→ The records

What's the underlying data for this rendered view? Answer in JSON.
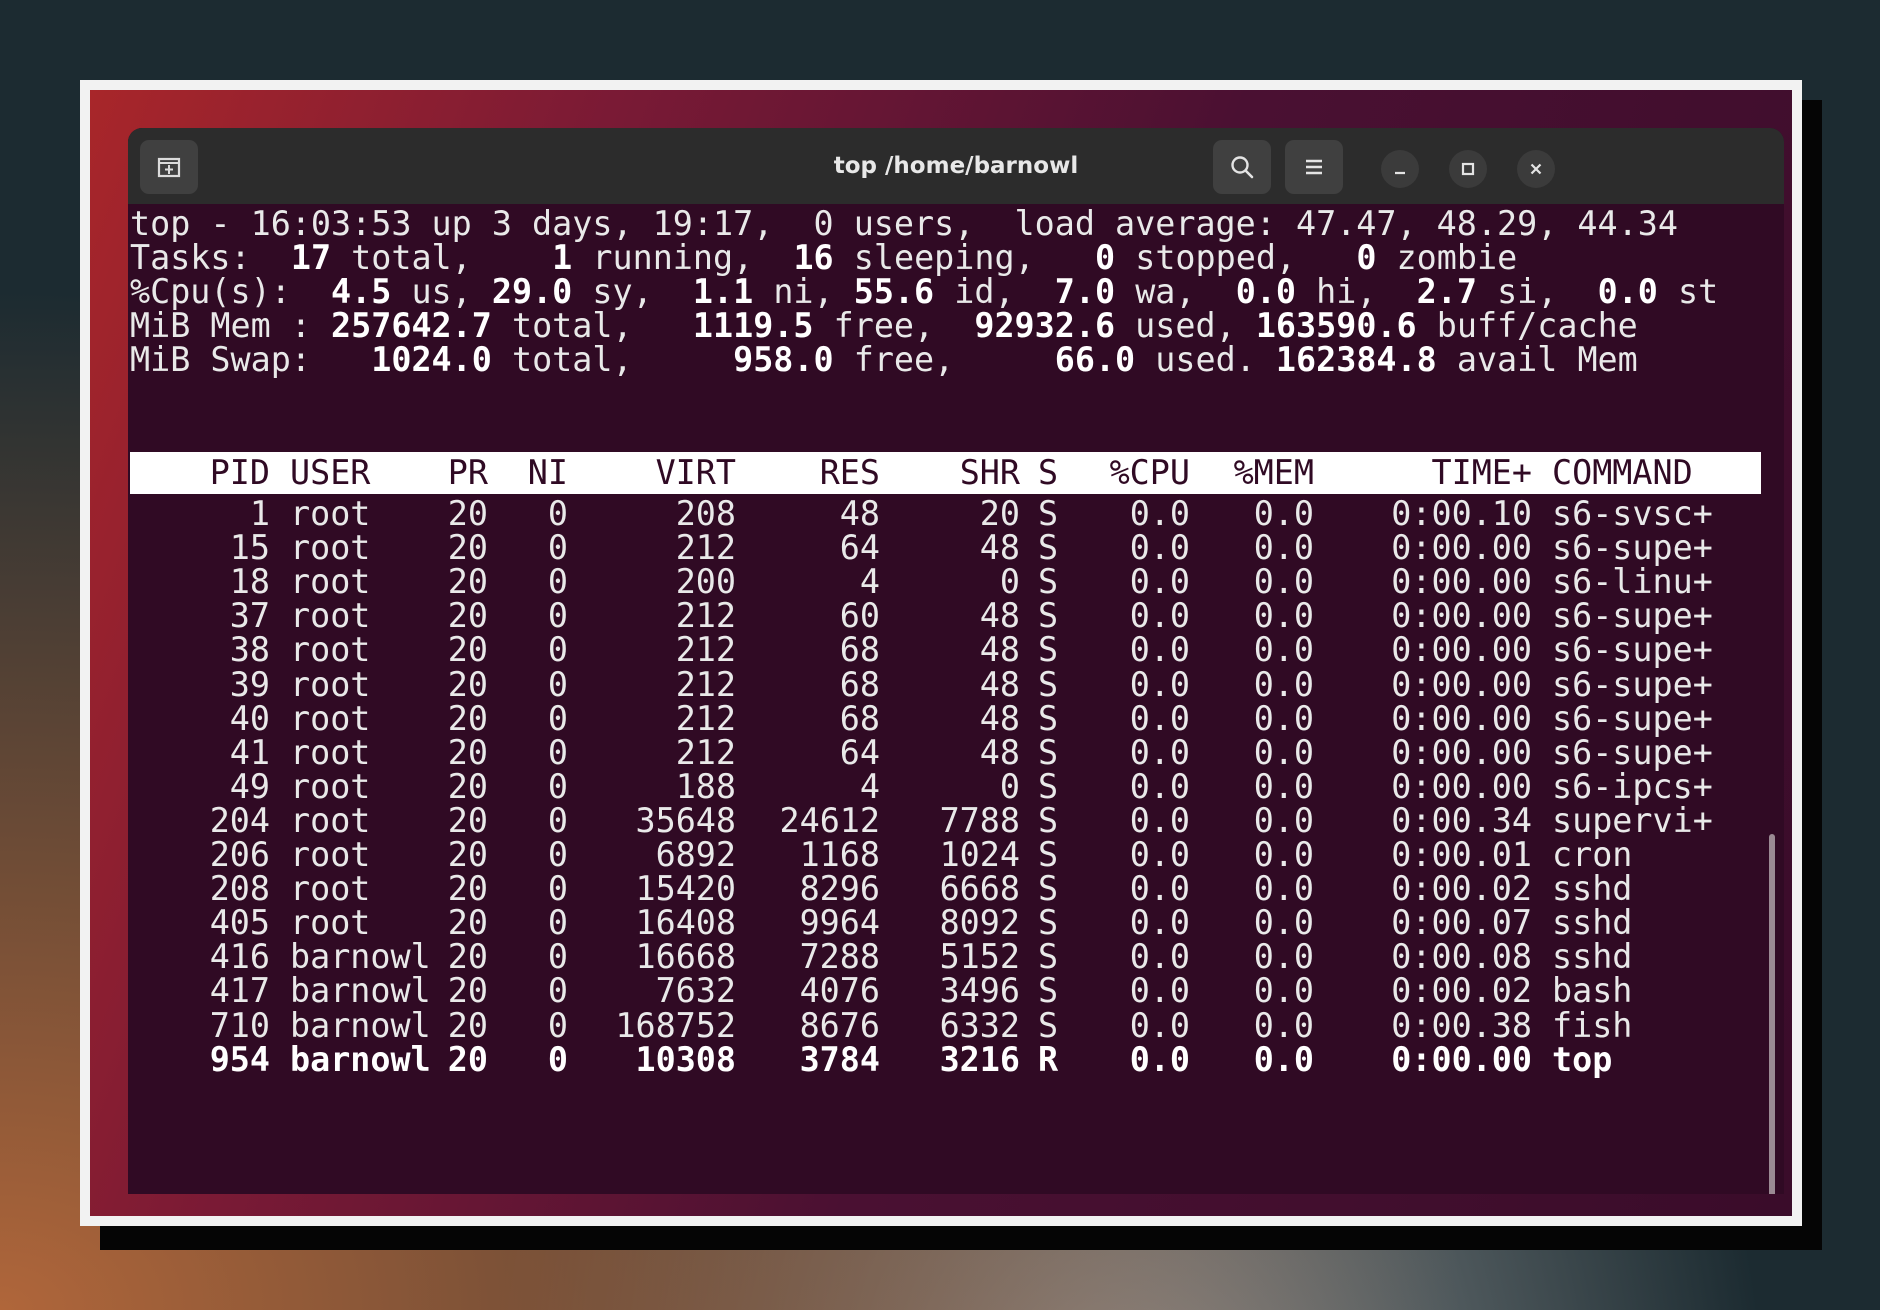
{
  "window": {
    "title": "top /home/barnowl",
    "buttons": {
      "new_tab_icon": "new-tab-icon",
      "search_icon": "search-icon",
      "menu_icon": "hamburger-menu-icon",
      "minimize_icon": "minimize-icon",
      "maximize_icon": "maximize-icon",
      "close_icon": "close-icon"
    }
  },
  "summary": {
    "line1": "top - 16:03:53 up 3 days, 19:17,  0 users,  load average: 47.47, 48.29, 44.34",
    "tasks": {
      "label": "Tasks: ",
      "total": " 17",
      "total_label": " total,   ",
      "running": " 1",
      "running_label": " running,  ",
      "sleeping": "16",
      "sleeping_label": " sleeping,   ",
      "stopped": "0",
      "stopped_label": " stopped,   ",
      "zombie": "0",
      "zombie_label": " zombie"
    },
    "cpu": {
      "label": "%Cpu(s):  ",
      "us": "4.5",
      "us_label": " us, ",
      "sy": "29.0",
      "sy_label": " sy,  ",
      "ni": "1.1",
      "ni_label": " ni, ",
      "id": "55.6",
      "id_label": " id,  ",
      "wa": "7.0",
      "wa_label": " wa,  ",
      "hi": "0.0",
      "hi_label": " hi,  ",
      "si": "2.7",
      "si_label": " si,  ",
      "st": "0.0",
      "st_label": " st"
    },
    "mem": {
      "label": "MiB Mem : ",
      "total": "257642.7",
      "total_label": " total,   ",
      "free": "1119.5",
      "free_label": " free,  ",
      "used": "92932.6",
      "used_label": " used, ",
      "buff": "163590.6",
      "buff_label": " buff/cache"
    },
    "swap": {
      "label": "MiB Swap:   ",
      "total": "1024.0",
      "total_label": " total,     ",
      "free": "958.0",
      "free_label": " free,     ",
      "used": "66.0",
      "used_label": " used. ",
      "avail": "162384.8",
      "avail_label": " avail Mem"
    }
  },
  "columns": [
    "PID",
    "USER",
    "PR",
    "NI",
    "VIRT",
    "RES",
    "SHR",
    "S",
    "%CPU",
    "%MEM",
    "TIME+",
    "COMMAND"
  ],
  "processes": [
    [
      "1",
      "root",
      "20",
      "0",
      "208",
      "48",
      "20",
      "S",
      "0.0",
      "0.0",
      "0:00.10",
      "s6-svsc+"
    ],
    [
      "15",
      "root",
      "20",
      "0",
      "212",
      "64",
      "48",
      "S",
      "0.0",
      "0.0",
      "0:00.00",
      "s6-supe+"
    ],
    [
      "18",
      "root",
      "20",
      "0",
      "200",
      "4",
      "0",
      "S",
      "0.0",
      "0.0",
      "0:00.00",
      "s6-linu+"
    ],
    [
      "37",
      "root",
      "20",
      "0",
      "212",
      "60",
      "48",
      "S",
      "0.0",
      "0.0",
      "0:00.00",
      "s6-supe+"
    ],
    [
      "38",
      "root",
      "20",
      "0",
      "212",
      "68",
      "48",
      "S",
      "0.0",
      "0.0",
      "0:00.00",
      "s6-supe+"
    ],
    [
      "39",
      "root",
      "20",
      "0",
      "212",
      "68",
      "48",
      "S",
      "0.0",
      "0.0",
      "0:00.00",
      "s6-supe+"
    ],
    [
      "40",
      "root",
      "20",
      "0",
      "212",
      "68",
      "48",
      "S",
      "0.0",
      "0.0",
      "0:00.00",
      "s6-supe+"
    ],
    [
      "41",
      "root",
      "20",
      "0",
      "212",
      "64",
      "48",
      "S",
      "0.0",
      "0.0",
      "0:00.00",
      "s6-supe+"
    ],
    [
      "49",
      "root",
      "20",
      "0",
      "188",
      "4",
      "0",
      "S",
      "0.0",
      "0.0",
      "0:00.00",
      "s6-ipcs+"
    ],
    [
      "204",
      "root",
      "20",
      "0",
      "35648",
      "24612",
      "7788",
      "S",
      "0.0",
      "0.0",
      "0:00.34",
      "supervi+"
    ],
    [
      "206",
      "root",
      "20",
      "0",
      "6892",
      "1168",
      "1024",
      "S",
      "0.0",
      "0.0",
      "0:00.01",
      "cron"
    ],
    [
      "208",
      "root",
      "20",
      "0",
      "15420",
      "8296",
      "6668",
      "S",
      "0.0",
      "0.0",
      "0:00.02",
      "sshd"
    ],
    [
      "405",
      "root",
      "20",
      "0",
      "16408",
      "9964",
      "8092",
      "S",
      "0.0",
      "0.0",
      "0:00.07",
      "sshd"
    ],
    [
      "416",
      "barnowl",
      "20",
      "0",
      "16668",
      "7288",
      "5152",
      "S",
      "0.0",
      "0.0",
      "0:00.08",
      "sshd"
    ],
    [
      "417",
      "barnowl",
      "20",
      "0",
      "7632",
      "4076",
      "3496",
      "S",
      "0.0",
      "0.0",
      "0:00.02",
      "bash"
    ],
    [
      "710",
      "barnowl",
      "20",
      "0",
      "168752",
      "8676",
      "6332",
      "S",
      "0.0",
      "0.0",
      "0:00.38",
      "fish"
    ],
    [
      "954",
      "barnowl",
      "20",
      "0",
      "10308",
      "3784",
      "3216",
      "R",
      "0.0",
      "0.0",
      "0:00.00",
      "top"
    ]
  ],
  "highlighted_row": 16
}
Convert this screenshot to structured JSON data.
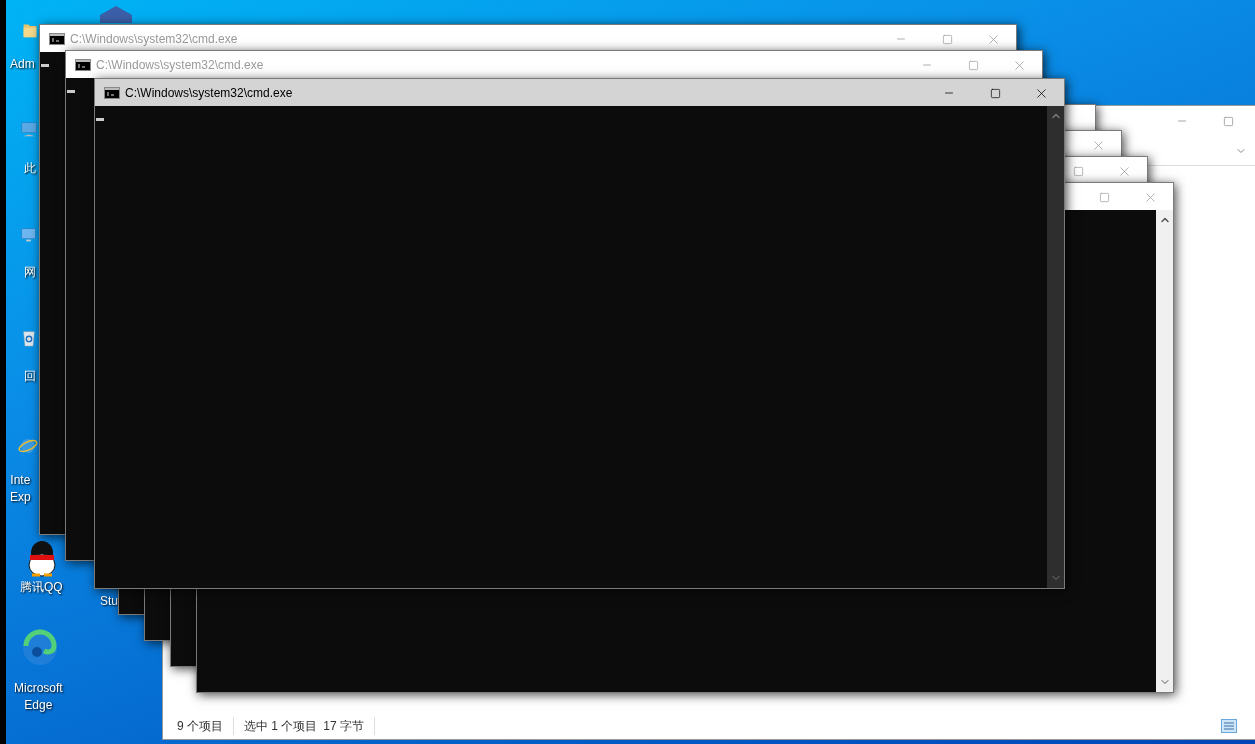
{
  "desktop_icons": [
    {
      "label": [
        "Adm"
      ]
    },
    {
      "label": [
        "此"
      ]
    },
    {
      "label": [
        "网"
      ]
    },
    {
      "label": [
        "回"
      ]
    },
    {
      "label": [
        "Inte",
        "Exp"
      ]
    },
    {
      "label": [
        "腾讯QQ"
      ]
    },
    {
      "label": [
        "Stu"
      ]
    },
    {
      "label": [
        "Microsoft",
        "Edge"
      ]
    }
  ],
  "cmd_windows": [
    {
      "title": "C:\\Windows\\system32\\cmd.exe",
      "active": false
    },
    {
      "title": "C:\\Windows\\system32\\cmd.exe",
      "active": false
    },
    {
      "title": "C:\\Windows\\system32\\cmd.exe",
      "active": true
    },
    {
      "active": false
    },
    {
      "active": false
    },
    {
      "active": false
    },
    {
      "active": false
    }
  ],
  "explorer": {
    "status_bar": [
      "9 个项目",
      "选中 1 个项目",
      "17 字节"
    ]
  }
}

→ Brief
Each record above should be copied character for character, with pictures dropped.

→ Task response
What's the underlying data for this rendered view? Answer in JSON.
{
  "window": {
    "title": "top /home/barnowl",
    "buttons": {
      "new_tab_icon": "new-tab-icon",
      "search_icon": "search-icon",
      "menu_icon": "hamburger-menu-icon",
      "minimize_icon": "minimize-icon",
      "maximize_icon": "maximize-icon",
      "close_icon": "close-icon"
    }
  },
  "summary": {
    "line1": "top - 16:03:53 up 3 days, 19:17,  0 users,  load average: 47.47, 48.29, 44.34",
    "tasks": {
      "label": "Tasks: ",
      "total": " 17",
      "total_label": " total,   ",
      "running": " 1",
      "running_label": " running,  ",
      "sleeping": "16",
      "sleeping_label": " sleeping,   ",
      "stopped": "0",
      "stopped_label": " stopped,   ",
      "zombie": "0",
      "zombie_label": " zombie"
    },
    "cpu": {
      "label": "%Cpu(s):  ",
      "us": "4.5",
      "us_label": " us, ",
      "sy": "29.0",
      "sy_label": " sy,  ",
      "ni": "1.1",
      "ni_label": " ni, ",
      "id": "55.6",
      "id_label": " id,  ",
      "wa": "7.0",
      "wa_label": " wa,  ",
      "hi": "0.0",
      "hi_label": " hi,  ",
      "si": "2.7",
      "si_label": " si,  ",
      "st": "0.0",
      "st_label": " st"
    },
    "mem": {
      "label": "MiB Mem : ",
      "total": "257642.7",
      "total_label": " total,   ",
      "free": "1119.5",
      "free_label": " free,  ",
      "used": "92932.6",
      "used_label": " used, ",
      "buff": "163590.6",
      "buff_label": " buff/cache"
    },
    "swap": {
      "label": "MiB Swap:   ",
      "total": "1024.0",
      "total_label": " total,     ",
      "free": "958.0",
      "free_label": " free,     ",
      "used": "66.0",
      "used_label": " used. ",
      "avail": "162384.8",
      "avail_label": " avail Mem"
    }
  },
  "columns": [
    "PID",
    "USER",
    "PR",
    "NI",
    "VIRT",
    "RES",
    "SHR",
    "S",
    "%CPU",
    "%MEM",
    "TIME+",
    "COMMAND"
  ],
  "processes": [
    [
      "1",
      "root",
      "20",
      "0",
      "208",
      "48",
      "20",
      "S",
      "0.0",
      "0.0",
      "0:00.10",
      "s6-svsc+"
    ],
    [
      "15",
      "root",
      "20",
      "0",
      "212",
      "64",
      "48",
      "S",
      "0.0",
      "0.0",
      "0:00.00",
      "s6-supe+"
    ],
    [
      "18",
      "root",
      "20",
      "0",
      "200",
      "4",
      "0",
      "S",
      "0.0",
      "0.0",
      "0:00.00",
      "s6-linu+"
    ],
    [
      "37",
      "root",
      "20",
      "0",
      "212",
      "60",
      "48",
      "S",
      "0.0",
      "0.0",
      "0:00.00",
      "s6-supe+"
    ],
    [
      "38",
      "root",
      "20",
      "0",
      "212",
      "68",
      "48",
      "S",
      "0.0",
      "0.0",
      "0:00.00",
      "s6-supe+"
    ],
    [
      "39",
      "root",
      "20",
      "0",
      "212",
      "68",
      "48",
      "S",
      "0.0",
      "0.0",
      "0:00.00",
      "s6-supe+"
    ],
    [
      "40",
      "root",
      "20",
      "0",
      "212",
      "68",
      "48",
      "S",
      "0.0",
      "0.0",
      "0:00.00",
      "s6-supe+"
    ],
    [
      "41",
      "root",
      "20",
      "0",
      "212",
      "64",
      "48",
      "S",
      "0.0",
      "0.0",
      "0:00.00",
      "s6-supe+"
    ],
    [
      "49",
      "root",
      "20",
      "0",
      "188",
      "4",
      "0",
      "S",
      "0.0",
      "0.0",
      "0:00.00",
      "s6-ipcs+"
    ],
    [
      "204",
      "root",
      "20",
      "0",
      "35648",
      "24612",
      "7788",
      "S",
      "0.0",
      "0.0",
      "0:00.34",
      "supervi+"
    ],
    [
      "206",
      "root",
      "20",
      "0",
      "6892",
      "1168",
      "1024",
      "S",
      "0.0",
      "0.0",
      "0:00.01",
      "cron"
    ],
    [
      "208",
      "root",
      "20",
      "0",
      "15420",
      "8296",
      "6668",
      "S",
      "0.0",
      "0.0",
      "0:00.02",
      "sshd"
    ],
    [
      "405",
      "root",
      "20",
      "0",
      "16408",
      "9964",
      "8092",
      "S",
      "0.0",
      "0.0",
      "0:00.07",
      "sshd"
    ],
    [
      "416",
      "barnowl",
      "20",
      "0",
      "16668",
      "7288",
      "5152",
      "S",
      "0.0",
      "0.0",
      "0:00.08",
      "sshd"
    ],
    [
      "417",
      "barnowl",
      "20",
      "0",
      "7632",
      "4076",
      "3496",
      "S",
      "0.0",
      "0.0",
      "0:00.02",
      "bash"
    ],
    [
      "710",
      "barnowl",
      "20",
      "0",
      "168752",
      "8676",
      "6332",
      "S",
      "0.0",
      "0.0",
      "0:00.38",
      "fish"
    ],
    [
      "954",
      "barnowl",
      "20",
      "0",
      "10308",
      "3784",
      "3216",
      "R",
      "0.0",
      "0.0",
      "0:00.00",
      "top"
    ]
  ],
  "highlighted_row": 16
}
Convert this screenshot to structured JSON data.
{
  "desktop_icons": [
    {
      "label": [
        "Adm"
      ]
    },
    {
      "label": [
        "此"
      ]
    },
    {
      "label": [
        "网"
      ]
    },
    {
      "label": [
        "回"
      ]
    },
    {
      "label": [
        "Inte",
        "Exp"
      ]
    },
    {
      "label": [
        "腾讯QQ"
      ]
    },
    {
      "label": [
        "Stu"
      ]
    },
    {
      "label": [
        "Microsoft",
        "Edge"
      ]
    }
  ],
  "cmd_windows": [
    {
      "title": "C:\\Windows\\system32\\cmd.exe",
      "active": false
    },
    {
      "title": "C:\\Windows\\system32\\cmd.exe",
      "active": false
    },
    {
      "title": "C:\\Windows\\system32\\cmd.exe",
      "active": true
    },
    {
      "active": false
    },
    {
      "active": false
    },
    {
      "active": false
    },
    {
      "active": false
    }
  ],
  "explorer": {
    "status_bar": [
      "9 个项目",
      "选中 1 个项目",
      "17 字节"
    ]
  }
}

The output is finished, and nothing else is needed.